Senin, 25 Februari 2013

Melawan Politik Uang


Melawan Politik Uang
Nur Kholis Anwar  Analis Politik pada Center for Study of
Islamic and Politic (CSIP) UIN Sunan Kalijaga, Yogyakarta
SINAR HARAPAN, 23 Februari 2013


Masyarakat Jawa Barat (Jabar) pada 24 Februari 2013 nanti akan merayakan pesta demokrasi. Mereka akan menggunakan hak pilihnya untuk menentukan siapa yang pantas duduk di kursi gubernur dan wakil gubernur untuk melayani masyarakat Jabar.
Tentunya pemilihan gubernur (pilgub) ini lebih kompetitif dengan adanya lima cagub-cawagub yang maju untuk memperebutkan kursi Gubernur Jabar.

Sudah sebaiknya masyarakat Jabar memilih sesuai dengan hati nurani dan rasionalitasnya. Jangan sampai masyarakat memilih cagub-cawagub hanya karena iming-iming uang.

Hal itu akan melukai rasa keadilan dan berdampak buruk bagi kepemimpinan Gubernur Jabar lima tahun ke depan. Seharusnya praktik politik uang (money politics) untuk membeli suara rakyat dalam pilgub ini harus dicegah untuk kebaikan bersama.

Salah satu sebab praktik politik uang semakin marak di lingkungan masyarakat adalah para calon telah terbiasa membagi-bagikan uang kepada masyarakat sebagai bentuk shodaqoh politik.

Hal itu dilakukan mulai dari pemilihan kepala desa sampai pemilihan presiden. Istilah serangan fajar digunakan calon untuk memastikan kemenangannya dengan memberikan tambahan uang kepada masyarakat.

Dalam sistem demokrasi, satu orang mempunyai satu suara (one man one vote) untuk menentukan pilihannya. Gagasan demokrasi langsung dalam setiap pemilu sejatinya dilatarbelakangi keinginan untuk menghindari jual beli suara.

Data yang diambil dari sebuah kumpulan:

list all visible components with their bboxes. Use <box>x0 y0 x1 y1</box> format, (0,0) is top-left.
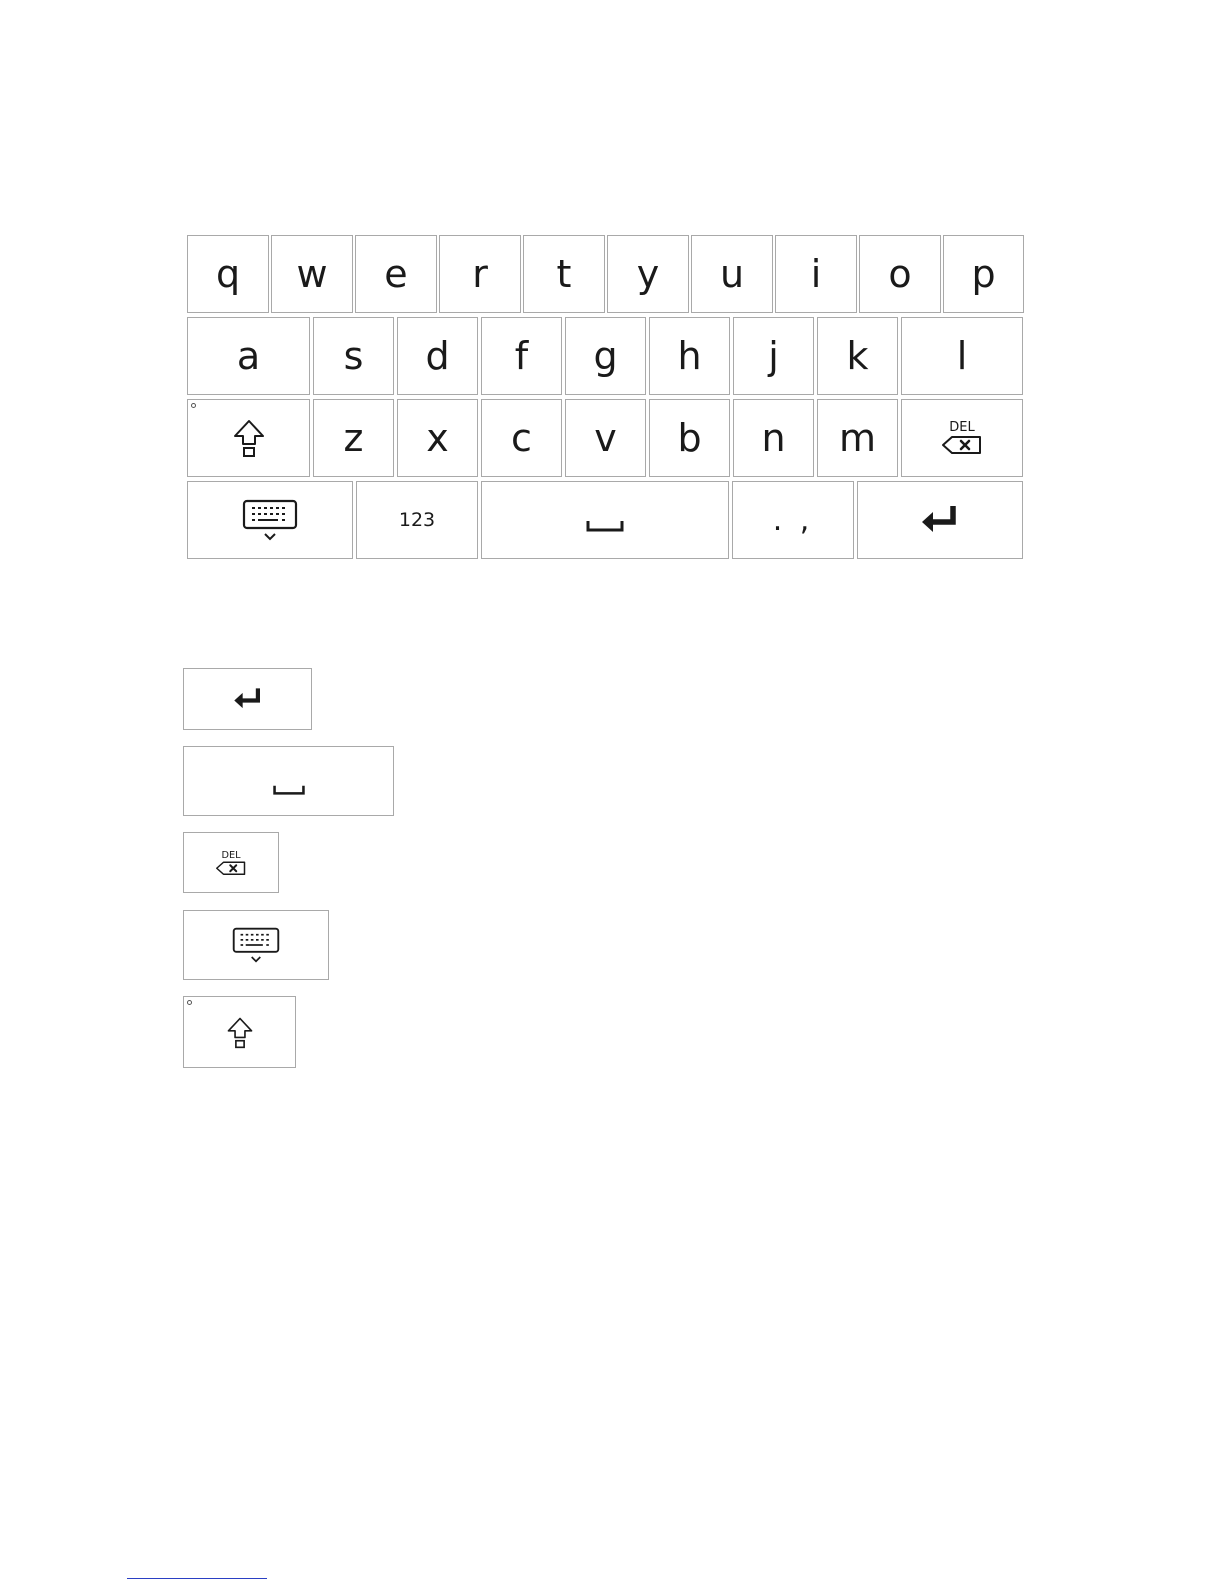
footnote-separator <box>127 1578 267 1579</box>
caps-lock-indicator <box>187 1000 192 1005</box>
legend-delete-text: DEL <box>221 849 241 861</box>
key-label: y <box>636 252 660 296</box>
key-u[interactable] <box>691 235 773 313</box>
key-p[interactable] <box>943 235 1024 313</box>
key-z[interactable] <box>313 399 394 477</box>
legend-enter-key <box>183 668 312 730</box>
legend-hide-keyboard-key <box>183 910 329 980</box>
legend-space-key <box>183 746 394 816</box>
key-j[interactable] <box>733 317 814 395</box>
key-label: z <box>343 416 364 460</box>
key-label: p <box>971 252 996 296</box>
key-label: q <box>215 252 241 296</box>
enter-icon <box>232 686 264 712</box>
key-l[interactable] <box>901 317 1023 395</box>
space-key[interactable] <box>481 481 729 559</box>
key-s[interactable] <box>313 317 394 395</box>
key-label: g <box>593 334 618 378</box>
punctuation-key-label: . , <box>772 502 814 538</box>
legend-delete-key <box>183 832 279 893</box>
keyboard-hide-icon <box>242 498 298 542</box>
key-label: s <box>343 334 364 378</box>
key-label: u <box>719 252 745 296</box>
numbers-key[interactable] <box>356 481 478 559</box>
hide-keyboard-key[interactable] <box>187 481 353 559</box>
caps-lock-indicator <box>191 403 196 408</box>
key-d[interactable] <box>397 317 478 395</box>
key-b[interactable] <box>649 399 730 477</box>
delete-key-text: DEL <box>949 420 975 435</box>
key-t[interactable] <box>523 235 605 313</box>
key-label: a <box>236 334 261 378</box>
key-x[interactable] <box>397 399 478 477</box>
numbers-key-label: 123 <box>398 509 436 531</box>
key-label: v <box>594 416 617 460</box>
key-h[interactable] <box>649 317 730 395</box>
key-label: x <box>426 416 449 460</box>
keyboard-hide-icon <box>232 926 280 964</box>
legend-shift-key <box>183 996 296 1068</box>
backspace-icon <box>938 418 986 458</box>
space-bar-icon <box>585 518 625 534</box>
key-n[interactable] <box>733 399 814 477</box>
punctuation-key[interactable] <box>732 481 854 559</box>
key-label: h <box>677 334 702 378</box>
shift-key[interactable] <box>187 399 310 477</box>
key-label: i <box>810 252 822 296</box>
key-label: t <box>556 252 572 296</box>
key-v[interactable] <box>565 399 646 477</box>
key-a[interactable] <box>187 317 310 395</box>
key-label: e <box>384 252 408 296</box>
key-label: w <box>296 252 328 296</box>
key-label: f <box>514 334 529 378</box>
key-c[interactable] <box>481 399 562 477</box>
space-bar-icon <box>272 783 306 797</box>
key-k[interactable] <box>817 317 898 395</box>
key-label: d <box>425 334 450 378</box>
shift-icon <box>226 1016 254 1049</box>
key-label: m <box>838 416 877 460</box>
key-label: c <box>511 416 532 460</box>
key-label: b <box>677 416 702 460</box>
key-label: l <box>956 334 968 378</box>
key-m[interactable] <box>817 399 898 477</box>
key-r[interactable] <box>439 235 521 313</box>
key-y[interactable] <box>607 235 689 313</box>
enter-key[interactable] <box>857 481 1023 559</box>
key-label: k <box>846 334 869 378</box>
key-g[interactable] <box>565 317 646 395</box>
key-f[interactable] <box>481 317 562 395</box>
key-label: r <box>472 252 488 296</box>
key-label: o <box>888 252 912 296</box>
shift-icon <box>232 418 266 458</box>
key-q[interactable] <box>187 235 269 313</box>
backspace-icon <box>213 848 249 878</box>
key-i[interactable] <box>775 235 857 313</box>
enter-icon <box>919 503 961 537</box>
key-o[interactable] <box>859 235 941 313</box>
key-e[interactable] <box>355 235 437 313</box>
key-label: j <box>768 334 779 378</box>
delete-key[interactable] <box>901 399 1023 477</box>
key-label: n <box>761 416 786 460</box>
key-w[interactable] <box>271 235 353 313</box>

Tugas yang Dikerjakan:
1/ Menurut tulisan tentang politik uang di atas, kenapa masyarakat Jabar jangan sampai memilih cagub-cawagub hanya karena iming-iming uang? Jawab dalam satu sampai tiga kalimat.
2/ Teruskan tulisan tentang politik uang di atas, mulai setelah kalimat terakhirnya.

Jawaban yang Diharapkan:
1/ Memilih karena iming-iming uang akan melukai rasa keadilan. Hal itu juga berdampak buruk bagi kepemimpinan Gubernur Jabar lima tahun ke depan.

2/
Tujuannya untuk meningkatkan akuntabilitas publik calon terpilih. Akan tetapi, dalam praktiknya terjadi penetrasi demokrasi yang mengakibatkan hilangnya nurani publik dalam pemilu. Nurani dibeli dengan sedikit uang maka demokrasi semakin kehilangan makna.

Bahkan, dalam demokrasi langsung sebagaimana yang terjadi selama ini, praktik politik uang semakin tak dapat dikendalikan. Berbagai peraturan perundang-undangan yang melarang praktik haram ini seolah dibuat hanya untuk dilanggar.

Praktik politik uang dalam setiap pesta demokrasi itulah yang kemudian menyebabkan masyarakat tidak bisa membedakan antara penyelenggaraan mekanisme politik dengan politik uang. Ini karena politik uang dalam sebuah pemilihan umum seakan menjadi keharusan.

Nurani politik mati lantaran kalah dengan iming-iming kekuasaan dan uang. Tidak ada yang bisa kita harapkan dari putaran politik uang dalam setiap pemilu, sebab politik uang hanya akan merugikan masyarakat sendiri.

Saatnya Melawan

Pemilu di mana saja membutuhkan dana yang tidak sedikit. Di tengah suburnya politik uang dan mayoritas pemilih irasional, bisa jadi demokrasi langsung akan menguntungkan cagub-cawagub yang kaya atau yang didampingi kelompok bisnis tertentu.

Kita teringat dengan ungkapan Vedi Hadiz, sosiolog di National University of Singapore yang malah menduga ke depan kelompok bisnis bakal tergoda menguasai langsung institusi negara guna melindungi kepentingan bisnis mereka, tidak sekadar berpengaruh dalam struktur politik dan ekonomi. Konspirasi ini sangat kuat terjadi ketika pemilu sedang berlangsung.

Namun, kita semakin membuka lebar peluang pebisnis untuk menguasai negara dengan menerima politik uang yang dilancarkannya. Imbasnya, pebisnis yang akan mengendalikan jalannya pemerintahan.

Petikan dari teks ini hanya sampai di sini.